_WORK INSTRUCTIONS_:
• 1. From the Israeli election report, extract the passage between "The prime minister" and "over spiralling prices.", inclusive.
• 2. Answer these questions from the Israeli election report:
(a) At what time did polling stations open?
(b) In which Jerusalem neighborhood did Netanyahu cast his ballot?
(c) Whose faction joined Likud on the joint list?

_PROVIDED PASSAGE_:
"""
AFP – Israelis voted Tuesday in elections likely to return Prime Minister Benjamin Netanyahu as head of a rightwing coalition that will face the challenges of peacemaking with the Palestinians and Iran’s nuclear programme.

Queues were short, or nonexistent, in the early hours of voting, after polling stations opened at 0500 GMT, with many Israelis taking advantage of an election day public holiday to sleep in.

Netanyahu, casting his ballot with his wife Sara and their two sons in the upscale Rehavia neighbourhood of Jerusalem, called on voters to back the joint list of his rightwing Likud party and the secular nationalist faction of former foreign minister Avigdor Lieberman. “Likud-Beitenu represents all the people. The stronger Likud-Beitenu is, the easier it will be to lead Israel successfully,” he said. Polling ahead of the vote has consistently projected an easy win for the Likud-Beitenu list.

The prime minister is expected to preside over a sharply rightwing government that is considered less likely to achieve a comprehensive peace deal with the Palestinians and could increase Israel’s diplomatic isolation. The government will face key diplomatic and foreign policy questions, including Iran’s nuclear programme, which much of the world believes masks a weapons drive, and a Middle East profoundly changed by the Arab uprisings. But domestic challenges will be no less pressing, with a major budget crisis and austerity cuts on the horizon, even as Israelis express widespread discontent over spiralling prices.
"""
_PROVIDED MATERIAL_:
"""
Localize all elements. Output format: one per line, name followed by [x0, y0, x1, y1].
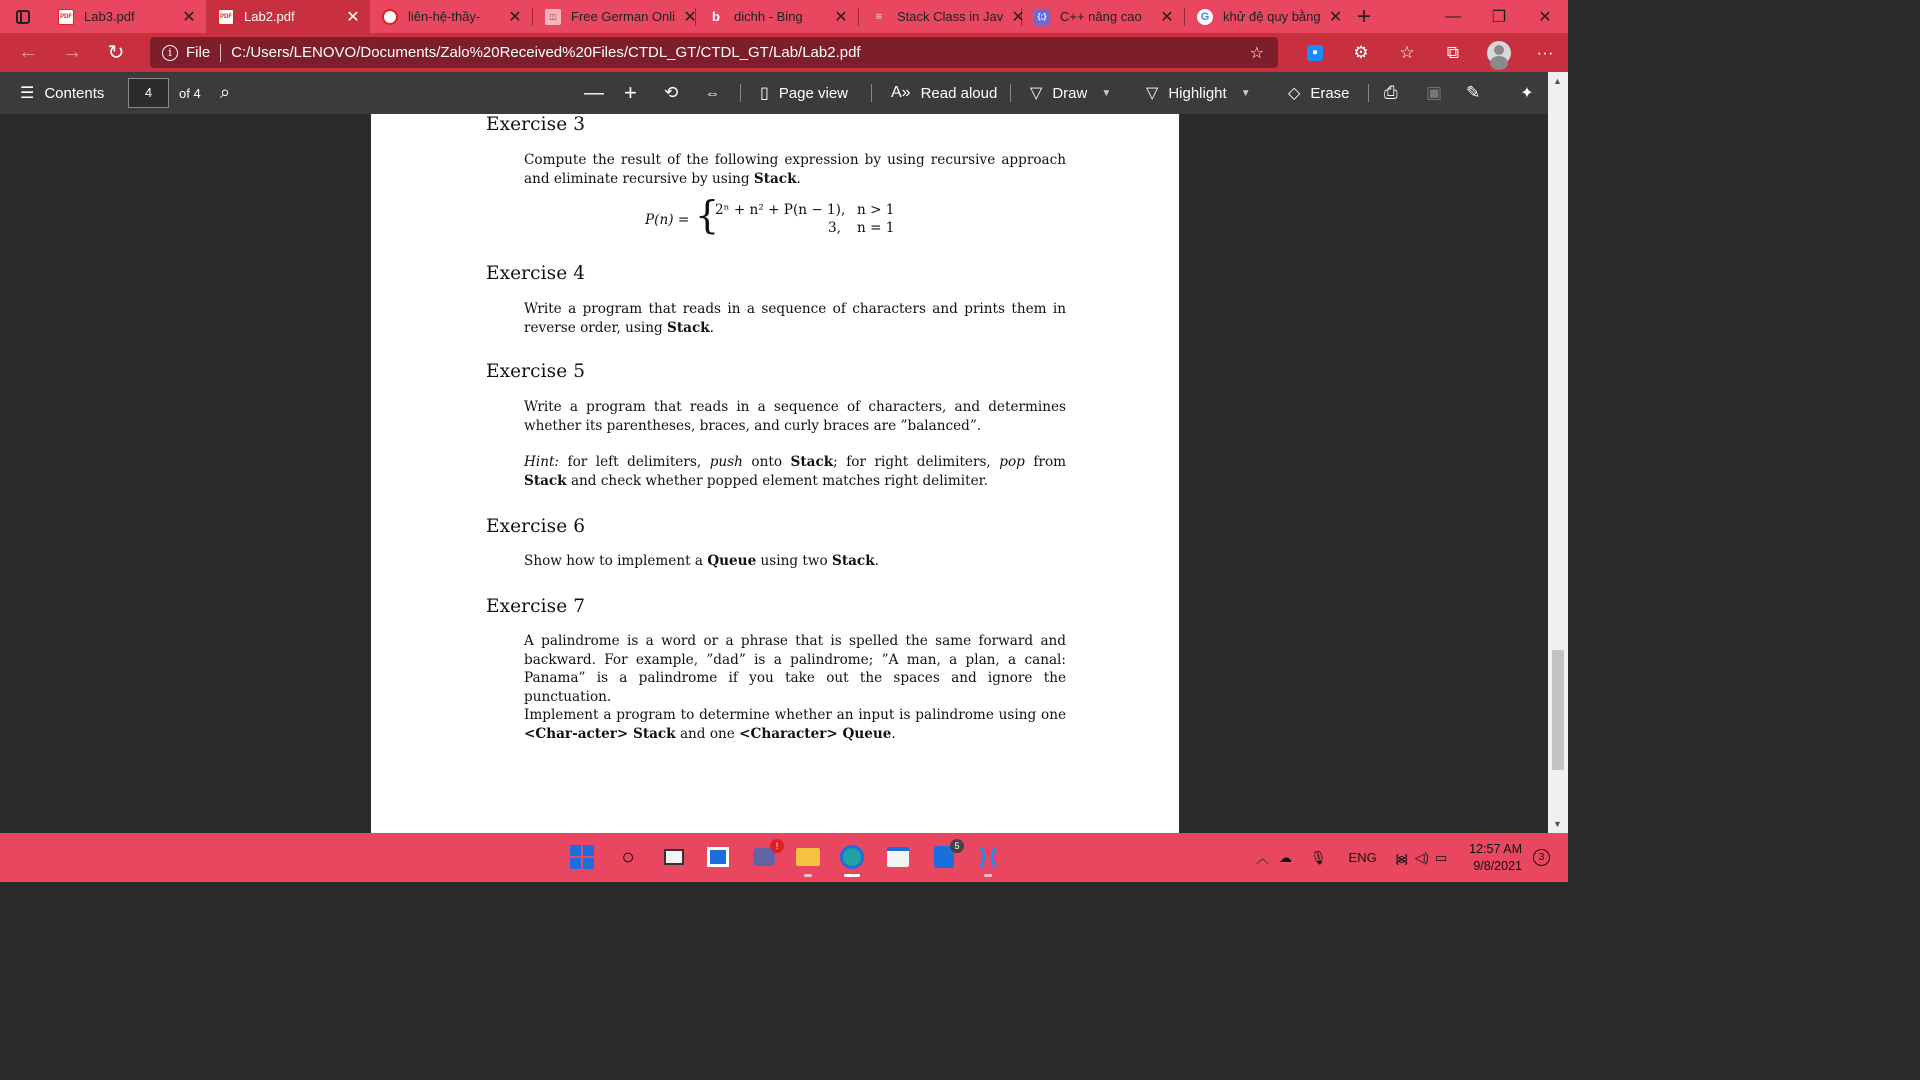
close-tab-icon[interactable]: ✕	[182, 8, 196, 26]
refresh-button[interactable]: ↻	[107, 42, 125, 64]
draw-button[interactable]	[1030, 72, 1111, 114]
formula-lhs: P(n) =	[645, 212, 690, 228]
tab-strip	[0, 0, 1568, 33]
tab-title: Lab3.pdf	[84, 9, 135, 24]
draw-label: Draw	[1052, 84, 1088, 102]
language-indicator[interactable]: ENG	[1348, 850, 1377, 865]
tab-cpp[interactable]	[1022, 0, 1184, 33]
restore-icon[interactable]: ❐	[1491, 8, 1507, 26]
puzzle-icon: ⚙	[1353, 42, 1369, 62]
exercise-5-hint: Hint: for left delimiters, push onto Stack; for right delimiters, pop from Stack and check whether popped element matches right delimiter.	[524, 454, 1067, 489]
tab-actions-icon	[16, 10, 30, 24]
exercise-6-text: Show how to implement a Queue using two Stack.	[524, 553, 879, 569]
new-tab-button[interactable]: +	[1356, 2, 1371, 30]
app-button[interactable]	[930, 843, 958, 871]
exercise-5-heading: Exercise 5	[486, 361, 586, 382]
record-icon	[382, 9, 398, 25]
page-view-button[interactable]	[760, 72, 848, 114]
minimize-icon[interactable]: —	[1445, 7, 1461, 25]
exercise-4-heading: Exercise 4	[486, 263, 586, 284]
edge-icon	[840, 845, 864, 869]
list-icon: ☰	[20, 85, 35, 102]
chevron-down-icon[interactable]: ▼	[1240, 87, 1251, 99]
tab-title: C++ nâng cao	[1060, 9, 1142, 24]
chevron-up-icon[interactable]: ︿	[1256, 851, 1270, 866]
tab-stack-class[interactable]	[859, 0, 1025, 33]
collections-icon: ⧉	[1446, 42, 1460, 62]
volume-icon[interactable]: ◁)	[1414, 849, 1429, 865]
vertical-scrollbar[interactable]	[1548, 72, 1568, 833]
exercise-3-heading: Exercise 3	[486, 114, 586, 135]
exercise-3-text: Compute the result of the following expression by using recursive approach and eliminate recursive by using Stack.	[524, 152, 1066, 187]
tab-lien-he[interactable]	[370, 0, 532, 33]
favorites-icon: ☆	[1399, 42, 1415, 62]
recursive-formula	[645, 193, 905, 240]
scroll-down-icon[interactable]: ▼	[1553, 819, 1562, 829]
clock-date: 9/8/2021	[1473, 859, 1522, 873]
page-view-label: Page view	[778, 84, 849, 102]
close-tab-icon[interactable]: ✕	[683, 8, 697, 26]
tab-bing[interactable]	[696, 0, 858, 33]
vscode-icon: ⟩⟨	[977, 844, 999, 869]
page-view-icon: ▯	[760, 85, 769, 102]
add-favorite-icon[interactable]: ☆	[1249, 45, 1264, 62]
pdf-icon: PDF	[218, 9, 234, 25]
pin-icon: ✦	[1520, 85, 1534, 102]
tab-title: Free German Onli	[571, 9, 676, 24]
back-button[interactable]: ←	[18, 41, 38, 63]
save-as-button[interactable]	[1466, 72, 1480, 114]
tab-google[interactable]	[1185, 0, 1347, 33]
close-tab-icon[interactable]: ✕	[834, 8, 848, 26]
search-icon: ○	[621, 844, 635, 869]
edge-button[interactable]	[838, 843, 866, 871]
close-tab-icon[interactable]: ✕	[1011, 8, 1025, 26]
collections-button[interactable]	[1430, 33, 1476, 72]
highlight-label: Highlight	[1168, 84, 1227, 102]
zoom-in-button[interactable]	[624, 72, 637, 114]
bing-icon: b	[712, 9, 720, 24]
browser-actions	[1292, 33, 1568, 72]
eraser-icon: ◇	[1288, 85, 1301, 102]
system-tray	[1256, 833, 1447, 882]
scroll-up-icon[interactable]: ▲	[1553, 76, 1562, 86]
highlight-button[interactable]	[1146, 72, 1251, 114]
read-aloud-button[interactable]	[891, 72, 997, 114]
vscode-button[interactable]	[974, 843, 1002, 871]
extensions-button[interactable]	[1338, 33, 1384, 72]
app-badge: 5	[950, 839, 964, 853]
start-button[interactable]	[568, 843, 596, 871]
toolbar-divider	[1368, 84, 1369, 102]
close-tab-icon[interactable]: ✕	[508, 8, 522, 26]
window-controls	[1430, 0, 1568, 33]
scheme-label: File	[186, 44, 211, 61]
pdf-page	[371, 114, 1179, 833]
running-indicator	[984, 874, 992, 877]
windows-icon	[570, 845, 594, 869]
contents-button[interactable]	[20, 83, 104, 103]
exercise-7-text: A palindrome is a word or a phrase that is spelled the same forward and backward. For example, ”dad” is a palindrome; ”A man, a plan, a canal: Panama” is a palindrome if you take out the spaces and ignore the punctuation. Implement a program to determine whether an input is palindrome using one <Char-acter> Stack and one <Character> Queue.	[524, 633, 1066, 742]
info-icon[interactable]: i	[162, 45, 178, 61]
task-view-icon	[664, 849, 684, 865]
tab-title: dichh - Bing	[734, 9, 803, 24]
tab-title: khử đệ quy bằng	[1223, 9, 1321, 24]
tab-title: Lab2.pdf	[244, 9, 295, 24]
battery-icon[interactable]: ▭	[1434, 849, 1448, 865]
google-icon: G	[1197, 9, 1213, 25]
formula-case-1: 2ⁿ + n² + P(n − 1), n > 1	[715, 202, 895, 218]
tab-title: liên-hệ-thầy-	[408, 9, 481, 24]
close-window-icon[interactable]: ✕	[1538, 8, 1552, 26]
taskbar	[0, 833, 1568, 882]
page-number-input[interactable]: 4	[128, 78, 169, 108]
scrollbar-thumb[interactable]	[1552, 650, 1564, 770]
save-as-icon: ✎	[1466, 83, 1481, 102]
erase-label: Erase	[1310, 84, 1350, 102]
onedrive-icon[interactable]: ☁	[1279, 849, 1293, 865]
exercise-7-heading: Exercise 7	[486, 596, 586, 617]
close-tab-icon[interactable]: ✕	[346, 8, 360, 26]
print-button[interactable]	[1384, 72, 1398, 114]
avatar	[1487, 41, 1511, 65]
favorites-button[interactable]	[1384, 33, 1430, 72]
wifi-icon[interactable]: ᯼	[1394, 850, 1409, 866]
formula-brace: {	[695, 193, 720, 237]
store-button[interactable]	[884, 843, 912, 871]
toolbar-divider	[871, 84, 872, 102]
file-explorer-button[interactable]	[794, 843, 822, 871]
chevron-down-icon[interactable]: ▼	[1101, 87, 1112, 99]
tab-actions-button[interactable]	[0, 0, 46, 33]
site-icon: ◫	[545, 9, 561, 25]
plus-icon: +	[624, 80, 637, 105]
exercise-5-text: Write a program that reads in a sequence of characters, and determines whether its parentheses, braces, and curly braces are ”balanced”.	[524, 399, 1066, 434]
pdf-icon: PDF	[58, 9, 74, 25]
code-icon: {;}	[1034, 9, 1050, 25]
drop-icon: ●	[1307, 45, 1323, 61]
store-icon	[887, 847, 909, 867]
close-tab-icon[interactable]: ✕	[1328, 8, 1343, 26]
clock-time: 12:57 AM	[1469, 842, 1522, 856]
fit-width-button[interactable]	[705, 72, 720, 114]
running-indicator	[804, 874, 812, 877]
pin-toolbar-button[interactable]	[1506, 72, 1548, 114]
teams-chat-button[interactable]	[750, 843, 778, 871]
exercise-4-text: Write a program that reads in a sequence of characters and prints them in reverse order, using Stack.	[524, 301, 1066, 336]
site-icon: ≋	[875, 11, 883, 21]
task-view-button[interactable]	[660, 843, 688, 871]
save-button[interactable]	[1426, 72, 1442, 114]
toolbar-divider	[740, 84, 741, 102]
read-aloud-label: Read aloud	[920, 84, 998, 102]
forward-button[interactable]: →	[62, 41, 82, 63]
contents-label: Contents	[44, 84, 105, 102]
zoom-out-button[interactable]	[584, 72, 604, 114]
fit-icon: ⇔	[705, 84, 720, 102]
close-tab-icon[interactable]: ✕	[1160, 8, 1174, 26]
tab-title: Stack Class in Jav	[897, 9, 1004, 24]
url-text[interactable]: C:/Users/LENOVO/Documents/Zalo%20Received%20Files/CTDL_GT/CTDL_GT/Lab/Lab2.pdf	[231, 44, 861, 61]
tab-lab3[interactable]	[46, 0, 206, 33]
folder-icon	[796, 848, 820, 866]
active-indicator	[844, 874, 860, 877]
more-icon: ···	[1536, 42, 1554, 62]
page-total: of 4	[179, 86, 201, 101]
profile-button[interactable]	[1476, 33, 1522, 72]
formula-case-2: 3, n = 1	[828, 220, 895, 236]
tab-free-german[interactable]	[533, 0, 695, 33]
rotate-button[interactable]	[664, 72, 678, 114]
omnibox[interactable]	[150, 37, 1278, 68]
read-aloud-icon: A»	[891, 84, 911, 101]
highlight-icon: ▽	[1146, 85, 1159, 102]
minus-icon: —	[584, 81, 604, 104]
exercise-6-heading: Exercise 6	[486, 516, 586, 537]
notification-badge[interactable]: 3	[1533, 849, 1550, 866]
tab-lab2[interactable]	[206, 0, 370, 33]
settings-more-button[interactable]	[1522, 33, 1568, 72]
teams-badge: !	[770, 839, 784, 853]
address-bar	[0, 33, 1568, 72]
clock[interactable]	[1469, 841, 1522, 875]
widgets-icon	[707, 847, 729, 867]
erase-button[interactable]	[1288, 72, 1350, 114]
rotate-icon: ⟲	[664, 83, 679, 102]
widgets-button[interactable]	[704, 843, 732, 871]
microphone-icon[interactable]: 🎙	[1310, 849, 1327, 865]
pdf-viewer[interactable]	[0, 114, 1548, 833]
draw-icon: ▽	[1030, 85, 1043, 102]
extension-drop-button[interactable]	[1292, 33, 1338, 72]
omnibox-divider	[220, 44, 221, 62]
toolbar-divider	[1010, 84, 1011, 102]
search-icon[interactable]: ⌕	[220, 82, 231, 102]
search-taskbar-button[interactable]	[614, 843, 642, 871]
print-icon: ⎙	[1384, 83, 1398, 102]
save-icon: ▣	[1426, 83, 1443, 102]
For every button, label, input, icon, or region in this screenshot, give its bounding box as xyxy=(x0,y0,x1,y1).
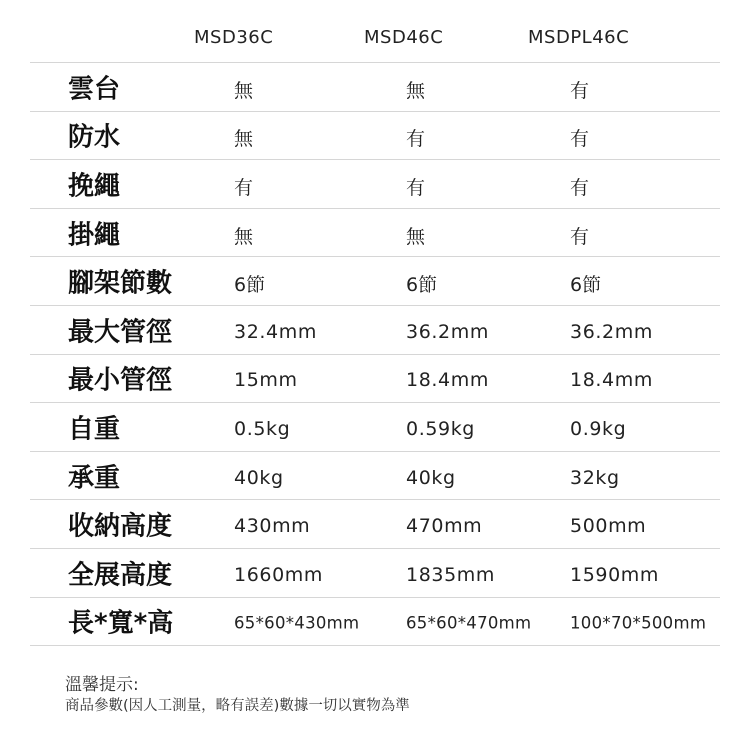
note-title: 溫馨提示: xyxy=(65,675,139,695)
table-row xyxy=(30,500,720,549)
cell-value: 有 xyxy=(570,225,590,248)
row-label: 收納高度 xyxy=(68,511,173,542)
table-row xyxy=(30,160,720,209)
cell-value: 無 xyxy=(406,79,426,102)
table-row xyxy=(30,355,720,404)
cell-value: 32kg xyxy=(570,466,620,489)
table-row xyxy=(30,209,720,258)
row-label: 挽繩 xyxy=(68,171,121,202)
row-label: 掛繩 xyxy=(68,220,121,251)
cell-value: 40kg xyxy=(406,466,456,489)
table-row xyxy=(30,598,720,647)
cell-value: 36.2mm xyxy=(406,320,489,343)
table-row xyxy=(30,549,720,598)
cell-value: 100*70*500mm xyxy=(570,613,707,633)
table-row xyxy=(30,257,720,306)
row-label: 防水 xyxy=(68,122,121,153)
table-row xyxy=(30,403,720,452)
cell-value: 36.2mm xyxy=(570,320,653,343)
cell-value: 470mm xyxy=(406,515,483,538)
cell-value: 0.59kg xyxy=(406,418,475,441)
cell-value: 65*60*470mm xyxy=(406,613,532,633)
cell-value: 有 xyxy=(406,128,426,151)
cell-value: 1835mm xyxy=(406,563,495,586)
spec-comparison-table xyxy=(30,0,720,646)
cell-value: 無 xyxy=(234,79,254,102)
table-row xyxy=(30,112,720,161)
table-row xyxy=(30,452,720,501)
row-label: 腳架節數 xyxy=(68,268,173,299)
cell-value: 無 xyxy=(234,128,254,151)
cell-value: 有 xyxy=(570,177,590,200)
cell-value: 1590mm xyxy=(570,563,659,586)
cell-value: 有 xyxy=(570,128,590,151)
cell-value: 65*60*430mm xyxy=(234,613,360,633)
row-label: 最小管徑 xyxy=(68,365,173,396)
cell-value: 430mm xyxy=(234,515,311,538)
cell-value: 40kg xyxy=(234,466,284,489)
cell-value: 無 xyxy=(406,225,426,248)
row-label: 承重 xyxy=(68,463,121,494)
cell-value: 18.4mm xyxy=(406,369,489,392)
note-text: 商品參數(因人工測量，略有誤差)數據一切以實物為準 xyxy=(65,698,410,714)
column-header-msdpl46c: MSDPL46C xyxy=(528,27,630,48)
row-label: 自重 xyxy=(68,414,121,445)
cell-value: 6節 xyxy=(406,274,438,297)
cell-value: 500mm xyxy=(570,515,647,538)
cell-value: 6節 xyxy=(234,274,266,297)
cell-value: 有 xyxy=(406,177,426,200)
cell-value: 有 xyxy=(234,177,254,200)
column-header-msd36c: MSD36C xyxy=(194,27,274,48)
cell-value: 18.4mm xyxy=(570,369,653,392)
cell-value: 15mm xyxy=(234,369,298,392)
cell-value: 0.5kg xyxy=(234,418,291,441)
cell-value: 無 xyxy=(234,225,254,248)
table-row xyxy=(30,306,720,355)
table-row xyxy=(30,63,720,112)
cell-value: 6節 xyxy=(570,274,602,297)
row-label: 全展高度 xyxy=(68,560,173,591)
column-header-msd46c: MSD46C xyxy=(364,27,444,48)
row-label: 長*寬*高 xyxy=(68,608,174,639)
row-label: 最大管徑 xyxy=(68,317,173,348)
cell-value: 32.4mm xyxy=(234,320,317,343)
row-label: 雲台 xyxy=(68,74,121,105)
table-header-row xyxy=(30,0,720,63)
cell-value: 1660mm xyxy=(234,563,323,586)
cell-value: 有 xyxy=(570,79,590,102)
cell-value: 0.9kg xyxy=(570,418,627,441)
disclaimer-note xyxy=(65,674,410,716)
"""
_SOLUTIONS_:
• 1.
The prime minister is expected to preside over a sharply rightwing government that is considered less likely to achieve a comprehensive peace deal with the Palestinians and could increase Israel’s diplomatic isolation. The government will face key diplomatic and foreign policy questions, including Iran’s nuclear programme, which much of the world believes masks a weapons drive, and a Middle East profoundly changed by the Arab uprisings. But domestic challenges will be no less pressing, with a major budget crisis and austerity cuts on the horizon, even as Israelis express widespread discontent over spiralling prices.

• 2.
(a) 0500 GMT
(b) Rehavia
(c) Former foreign minister Avigdor Lieberman's secular nationalist faction